* BEGIN Supplied text *

NLRB Rules That Employers Need Not Tolerate Sexist, Racist, Or Abusive Conduct By Employees Engaged In Otherwise Protected Activities
In a critical reversal of Board precedent, the NLRB just unanimously held that employees engaging in abusive conduct in the course of protected concerted activities are not automatically shielded from discipline under the National Labor Relations Act (NLRA). This welcomed decision will make it less challenging for employers to terminate employees who engage in abusive, sexist, and racist behavior in the course of protected activity, including union activity. What do employers need to know about this significant ruling?

* END Supplied text *
* BEGIN Provided material *

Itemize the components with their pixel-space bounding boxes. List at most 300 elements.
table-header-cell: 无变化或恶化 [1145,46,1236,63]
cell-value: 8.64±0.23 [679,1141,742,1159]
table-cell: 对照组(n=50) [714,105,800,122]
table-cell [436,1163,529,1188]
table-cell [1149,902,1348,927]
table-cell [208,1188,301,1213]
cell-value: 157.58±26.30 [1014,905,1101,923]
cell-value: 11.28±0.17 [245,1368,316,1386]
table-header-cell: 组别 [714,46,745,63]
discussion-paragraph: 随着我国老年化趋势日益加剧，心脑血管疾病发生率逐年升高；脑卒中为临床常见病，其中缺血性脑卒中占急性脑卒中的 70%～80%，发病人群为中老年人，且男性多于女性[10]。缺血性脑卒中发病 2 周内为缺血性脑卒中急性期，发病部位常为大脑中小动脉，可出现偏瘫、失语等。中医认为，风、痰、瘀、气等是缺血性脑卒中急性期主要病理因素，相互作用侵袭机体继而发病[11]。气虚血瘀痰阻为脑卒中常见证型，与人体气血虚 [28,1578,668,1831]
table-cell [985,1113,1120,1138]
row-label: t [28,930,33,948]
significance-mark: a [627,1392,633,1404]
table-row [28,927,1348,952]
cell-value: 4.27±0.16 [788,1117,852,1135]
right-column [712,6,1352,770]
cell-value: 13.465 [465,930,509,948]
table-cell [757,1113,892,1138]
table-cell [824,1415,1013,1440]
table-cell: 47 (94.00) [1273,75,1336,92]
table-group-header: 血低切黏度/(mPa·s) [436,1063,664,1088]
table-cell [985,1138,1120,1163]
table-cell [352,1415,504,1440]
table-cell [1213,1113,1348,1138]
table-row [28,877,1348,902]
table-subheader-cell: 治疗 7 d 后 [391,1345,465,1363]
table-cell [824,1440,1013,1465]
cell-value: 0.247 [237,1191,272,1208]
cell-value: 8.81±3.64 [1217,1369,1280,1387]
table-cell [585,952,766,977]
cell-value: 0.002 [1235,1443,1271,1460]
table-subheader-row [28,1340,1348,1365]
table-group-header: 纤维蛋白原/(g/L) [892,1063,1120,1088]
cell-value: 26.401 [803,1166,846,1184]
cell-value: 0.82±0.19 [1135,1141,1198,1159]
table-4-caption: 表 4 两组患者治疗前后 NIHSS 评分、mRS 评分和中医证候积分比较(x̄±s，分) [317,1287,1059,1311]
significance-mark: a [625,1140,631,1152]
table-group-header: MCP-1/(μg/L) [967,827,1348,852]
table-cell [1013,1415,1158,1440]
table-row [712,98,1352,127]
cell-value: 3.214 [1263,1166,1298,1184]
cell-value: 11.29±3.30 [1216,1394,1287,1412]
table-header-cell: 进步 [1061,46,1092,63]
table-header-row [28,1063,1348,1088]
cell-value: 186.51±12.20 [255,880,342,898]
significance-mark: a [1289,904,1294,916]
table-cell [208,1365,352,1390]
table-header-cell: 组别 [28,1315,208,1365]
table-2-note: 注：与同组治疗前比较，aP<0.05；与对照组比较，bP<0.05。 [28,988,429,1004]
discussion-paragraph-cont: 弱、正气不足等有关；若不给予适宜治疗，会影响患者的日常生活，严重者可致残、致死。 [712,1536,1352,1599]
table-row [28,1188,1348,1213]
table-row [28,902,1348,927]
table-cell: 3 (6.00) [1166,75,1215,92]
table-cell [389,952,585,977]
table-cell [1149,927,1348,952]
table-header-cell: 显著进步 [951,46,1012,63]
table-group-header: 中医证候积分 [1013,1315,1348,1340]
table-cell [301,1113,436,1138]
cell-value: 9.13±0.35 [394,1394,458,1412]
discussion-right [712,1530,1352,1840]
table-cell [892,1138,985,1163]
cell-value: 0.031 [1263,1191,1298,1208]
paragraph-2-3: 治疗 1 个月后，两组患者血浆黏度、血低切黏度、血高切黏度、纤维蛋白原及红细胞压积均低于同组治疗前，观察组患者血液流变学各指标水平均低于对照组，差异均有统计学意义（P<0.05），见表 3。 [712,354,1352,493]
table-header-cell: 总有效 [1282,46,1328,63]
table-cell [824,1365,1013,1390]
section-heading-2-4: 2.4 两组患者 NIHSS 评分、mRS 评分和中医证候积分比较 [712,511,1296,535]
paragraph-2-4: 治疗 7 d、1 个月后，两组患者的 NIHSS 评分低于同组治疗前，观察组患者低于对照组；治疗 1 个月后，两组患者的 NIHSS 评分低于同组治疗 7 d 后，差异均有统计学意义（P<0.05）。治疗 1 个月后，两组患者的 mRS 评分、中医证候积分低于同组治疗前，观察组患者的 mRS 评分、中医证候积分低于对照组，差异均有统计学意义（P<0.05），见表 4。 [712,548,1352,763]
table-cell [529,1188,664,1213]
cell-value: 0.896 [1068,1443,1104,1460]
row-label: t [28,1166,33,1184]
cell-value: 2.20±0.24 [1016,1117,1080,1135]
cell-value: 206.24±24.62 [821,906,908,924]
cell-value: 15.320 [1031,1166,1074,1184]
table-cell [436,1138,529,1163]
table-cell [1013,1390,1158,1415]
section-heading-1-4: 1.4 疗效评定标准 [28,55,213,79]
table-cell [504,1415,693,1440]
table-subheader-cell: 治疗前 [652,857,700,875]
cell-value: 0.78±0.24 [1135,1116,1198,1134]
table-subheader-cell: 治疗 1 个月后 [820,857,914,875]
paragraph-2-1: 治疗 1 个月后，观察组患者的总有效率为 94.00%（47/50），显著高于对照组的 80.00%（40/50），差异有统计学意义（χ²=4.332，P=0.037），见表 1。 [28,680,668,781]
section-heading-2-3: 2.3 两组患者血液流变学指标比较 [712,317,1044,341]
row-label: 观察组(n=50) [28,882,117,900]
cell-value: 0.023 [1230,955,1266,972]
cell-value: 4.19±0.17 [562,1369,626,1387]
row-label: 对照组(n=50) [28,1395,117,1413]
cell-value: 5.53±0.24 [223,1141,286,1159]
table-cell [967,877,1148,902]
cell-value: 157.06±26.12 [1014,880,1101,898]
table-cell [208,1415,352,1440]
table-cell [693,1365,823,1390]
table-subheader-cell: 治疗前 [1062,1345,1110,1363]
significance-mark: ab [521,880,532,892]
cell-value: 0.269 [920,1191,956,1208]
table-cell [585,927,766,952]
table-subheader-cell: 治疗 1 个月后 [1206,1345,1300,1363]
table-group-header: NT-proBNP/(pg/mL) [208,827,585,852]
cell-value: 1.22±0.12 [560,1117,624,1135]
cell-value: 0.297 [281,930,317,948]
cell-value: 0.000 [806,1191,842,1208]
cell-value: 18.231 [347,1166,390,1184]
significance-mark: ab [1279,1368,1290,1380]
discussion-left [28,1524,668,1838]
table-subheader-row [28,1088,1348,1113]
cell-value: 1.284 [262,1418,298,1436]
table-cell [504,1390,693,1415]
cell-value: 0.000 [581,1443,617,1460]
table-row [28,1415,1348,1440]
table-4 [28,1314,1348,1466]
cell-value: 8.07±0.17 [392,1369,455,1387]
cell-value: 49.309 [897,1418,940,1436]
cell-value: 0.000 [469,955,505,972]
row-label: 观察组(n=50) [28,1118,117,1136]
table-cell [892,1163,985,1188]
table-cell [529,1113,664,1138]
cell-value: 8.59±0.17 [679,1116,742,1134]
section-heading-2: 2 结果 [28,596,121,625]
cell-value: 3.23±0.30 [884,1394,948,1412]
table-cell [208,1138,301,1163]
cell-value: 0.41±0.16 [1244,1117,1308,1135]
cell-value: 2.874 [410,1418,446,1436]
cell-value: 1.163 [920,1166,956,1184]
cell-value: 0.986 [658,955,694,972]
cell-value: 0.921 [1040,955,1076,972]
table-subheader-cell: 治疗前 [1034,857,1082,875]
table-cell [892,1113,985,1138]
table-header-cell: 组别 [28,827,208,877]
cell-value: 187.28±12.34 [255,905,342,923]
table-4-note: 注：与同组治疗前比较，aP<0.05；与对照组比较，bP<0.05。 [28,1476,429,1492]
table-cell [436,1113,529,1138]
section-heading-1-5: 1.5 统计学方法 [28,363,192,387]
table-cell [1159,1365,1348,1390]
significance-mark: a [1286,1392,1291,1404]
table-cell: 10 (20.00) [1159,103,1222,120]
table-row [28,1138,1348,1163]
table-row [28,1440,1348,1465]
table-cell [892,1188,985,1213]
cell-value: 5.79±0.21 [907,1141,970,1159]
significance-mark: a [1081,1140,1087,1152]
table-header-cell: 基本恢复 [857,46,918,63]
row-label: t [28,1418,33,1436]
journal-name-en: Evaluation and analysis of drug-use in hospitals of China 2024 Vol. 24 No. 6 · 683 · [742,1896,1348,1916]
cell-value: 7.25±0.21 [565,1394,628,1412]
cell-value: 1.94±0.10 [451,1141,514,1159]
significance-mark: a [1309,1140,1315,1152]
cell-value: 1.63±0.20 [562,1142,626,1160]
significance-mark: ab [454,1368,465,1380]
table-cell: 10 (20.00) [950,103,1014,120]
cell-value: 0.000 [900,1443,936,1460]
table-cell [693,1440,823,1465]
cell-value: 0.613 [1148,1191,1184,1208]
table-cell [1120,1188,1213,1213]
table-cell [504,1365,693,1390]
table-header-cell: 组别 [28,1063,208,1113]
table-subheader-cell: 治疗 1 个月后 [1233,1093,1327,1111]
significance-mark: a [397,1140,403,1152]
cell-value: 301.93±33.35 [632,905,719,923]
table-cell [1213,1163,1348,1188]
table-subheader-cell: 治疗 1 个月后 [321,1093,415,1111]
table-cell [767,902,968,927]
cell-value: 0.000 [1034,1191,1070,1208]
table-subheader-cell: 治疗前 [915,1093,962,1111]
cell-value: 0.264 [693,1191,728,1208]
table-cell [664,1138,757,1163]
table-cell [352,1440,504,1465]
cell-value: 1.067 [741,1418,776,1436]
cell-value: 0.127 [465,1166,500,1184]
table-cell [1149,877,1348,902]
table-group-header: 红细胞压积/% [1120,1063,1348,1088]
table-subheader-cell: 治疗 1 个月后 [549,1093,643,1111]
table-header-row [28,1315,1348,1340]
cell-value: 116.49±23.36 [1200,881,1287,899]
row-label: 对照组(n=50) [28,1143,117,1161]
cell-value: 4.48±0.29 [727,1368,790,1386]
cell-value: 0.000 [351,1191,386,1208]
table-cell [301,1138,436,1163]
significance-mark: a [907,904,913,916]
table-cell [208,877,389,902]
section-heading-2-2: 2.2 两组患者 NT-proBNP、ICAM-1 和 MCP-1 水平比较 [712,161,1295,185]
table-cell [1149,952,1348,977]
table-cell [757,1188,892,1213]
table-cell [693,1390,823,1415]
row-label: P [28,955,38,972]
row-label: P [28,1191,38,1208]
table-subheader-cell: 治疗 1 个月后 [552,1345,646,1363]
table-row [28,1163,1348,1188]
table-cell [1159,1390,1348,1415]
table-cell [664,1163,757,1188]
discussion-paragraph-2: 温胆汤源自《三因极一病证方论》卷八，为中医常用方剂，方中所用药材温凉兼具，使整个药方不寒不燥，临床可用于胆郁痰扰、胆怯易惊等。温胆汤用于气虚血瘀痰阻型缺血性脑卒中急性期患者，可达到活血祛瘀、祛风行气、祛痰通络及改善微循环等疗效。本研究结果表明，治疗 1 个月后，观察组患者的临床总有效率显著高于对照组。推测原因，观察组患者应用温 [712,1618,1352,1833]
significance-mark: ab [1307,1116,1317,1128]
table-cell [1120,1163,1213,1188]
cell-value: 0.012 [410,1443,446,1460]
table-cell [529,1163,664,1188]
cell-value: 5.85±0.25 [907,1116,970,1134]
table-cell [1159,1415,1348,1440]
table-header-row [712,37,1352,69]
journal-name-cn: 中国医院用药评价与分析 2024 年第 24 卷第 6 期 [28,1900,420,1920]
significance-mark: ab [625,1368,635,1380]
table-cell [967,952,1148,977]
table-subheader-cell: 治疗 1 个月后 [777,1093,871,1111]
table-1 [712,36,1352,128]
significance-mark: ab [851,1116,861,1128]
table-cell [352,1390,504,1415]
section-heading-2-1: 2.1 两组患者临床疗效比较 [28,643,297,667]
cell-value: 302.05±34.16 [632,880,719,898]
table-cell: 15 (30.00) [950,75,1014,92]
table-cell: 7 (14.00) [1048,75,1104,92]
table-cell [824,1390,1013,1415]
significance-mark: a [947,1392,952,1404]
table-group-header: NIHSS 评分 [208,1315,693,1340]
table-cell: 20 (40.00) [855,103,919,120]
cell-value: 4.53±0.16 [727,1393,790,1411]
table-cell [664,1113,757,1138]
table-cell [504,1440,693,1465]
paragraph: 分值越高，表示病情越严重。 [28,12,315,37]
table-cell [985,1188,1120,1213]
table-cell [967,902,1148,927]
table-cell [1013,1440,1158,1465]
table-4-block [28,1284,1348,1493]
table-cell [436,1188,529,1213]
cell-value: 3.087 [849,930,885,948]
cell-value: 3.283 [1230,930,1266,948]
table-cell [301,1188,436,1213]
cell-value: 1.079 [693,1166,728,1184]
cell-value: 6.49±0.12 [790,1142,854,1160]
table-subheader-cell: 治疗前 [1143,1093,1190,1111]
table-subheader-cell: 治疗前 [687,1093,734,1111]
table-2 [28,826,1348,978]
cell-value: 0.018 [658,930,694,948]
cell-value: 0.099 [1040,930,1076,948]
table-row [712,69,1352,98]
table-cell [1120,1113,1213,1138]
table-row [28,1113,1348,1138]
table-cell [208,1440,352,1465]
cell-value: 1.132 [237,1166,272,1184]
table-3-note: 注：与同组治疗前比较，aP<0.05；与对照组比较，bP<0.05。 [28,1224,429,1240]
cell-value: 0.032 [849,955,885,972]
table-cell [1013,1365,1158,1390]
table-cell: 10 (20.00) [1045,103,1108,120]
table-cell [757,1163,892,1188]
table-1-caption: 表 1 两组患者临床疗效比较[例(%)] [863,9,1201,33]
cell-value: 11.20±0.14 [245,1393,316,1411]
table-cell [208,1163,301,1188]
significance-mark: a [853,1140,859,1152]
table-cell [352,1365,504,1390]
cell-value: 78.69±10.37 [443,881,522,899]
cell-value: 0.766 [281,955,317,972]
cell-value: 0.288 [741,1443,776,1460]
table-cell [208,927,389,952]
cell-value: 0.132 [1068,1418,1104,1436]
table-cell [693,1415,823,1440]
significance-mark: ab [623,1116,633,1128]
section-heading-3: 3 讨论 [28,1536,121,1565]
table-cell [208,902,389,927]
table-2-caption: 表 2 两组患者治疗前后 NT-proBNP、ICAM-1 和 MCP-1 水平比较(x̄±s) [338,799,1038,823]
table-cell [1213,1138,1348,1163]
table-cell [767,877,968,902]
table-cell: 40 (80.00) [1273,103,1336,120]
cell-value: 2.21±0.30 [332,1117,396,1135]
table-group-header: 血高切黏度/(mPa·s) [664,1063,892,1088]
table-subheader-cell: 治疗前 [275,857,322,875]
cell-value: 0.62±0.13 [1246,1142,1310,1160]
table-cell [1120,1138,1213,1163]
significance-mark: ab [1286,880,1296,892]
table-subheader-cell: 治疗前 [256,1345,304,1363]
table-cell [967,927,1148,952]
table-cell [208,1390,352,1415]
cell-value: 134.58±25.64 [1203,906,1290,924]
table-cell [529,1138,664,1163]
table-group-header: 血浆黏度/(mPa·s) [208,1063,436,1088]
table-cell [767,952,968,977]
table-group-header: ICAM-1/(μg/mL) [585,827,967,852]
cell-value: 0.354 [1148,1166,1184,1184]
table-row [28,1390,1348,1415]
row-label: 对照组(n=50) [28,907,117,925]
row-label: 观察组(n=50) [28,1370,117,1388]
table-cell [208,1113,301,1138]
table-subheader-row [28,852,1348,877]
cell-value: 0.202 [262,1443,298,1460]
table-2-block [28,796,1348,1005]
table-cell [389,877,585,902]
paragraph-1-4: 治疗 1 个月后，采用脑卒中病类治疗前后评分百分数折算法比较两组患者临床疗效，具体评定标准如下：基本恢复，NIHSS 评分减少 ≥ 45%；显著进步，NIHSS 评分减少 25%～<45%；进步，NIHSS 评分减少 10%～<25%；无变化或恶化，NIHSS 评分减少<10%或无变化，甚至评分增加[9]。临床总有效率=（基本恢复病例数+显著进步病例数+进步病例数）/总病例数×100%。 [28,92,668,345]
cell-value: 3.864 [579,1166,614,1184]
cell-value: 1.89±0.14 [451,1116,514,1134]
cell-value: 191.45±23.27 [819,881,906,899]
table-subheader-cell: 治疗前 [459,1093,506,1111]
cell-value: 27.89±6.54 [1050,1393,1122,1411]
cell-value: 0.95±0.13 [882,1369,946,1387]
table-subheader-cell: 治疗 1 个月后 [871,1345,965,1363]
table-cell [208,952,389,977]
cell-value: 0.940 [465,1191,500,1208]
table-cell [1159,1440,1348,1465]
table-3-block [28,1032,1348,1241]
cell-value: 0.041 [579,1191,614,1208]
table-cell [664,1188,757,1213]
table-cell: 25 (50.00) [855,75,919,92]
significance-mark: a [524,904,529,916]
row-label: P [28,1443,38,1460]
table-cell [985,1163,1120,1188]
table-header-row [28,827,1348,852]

* END Provided material *

[Request]:
List the kinds of employee behavior that, according to the text on the NLRB ruling, the decision will make it less challenging for employers to terminate employees for.

[Result of this exercise]:
Abusive, sexist, and racist behavior.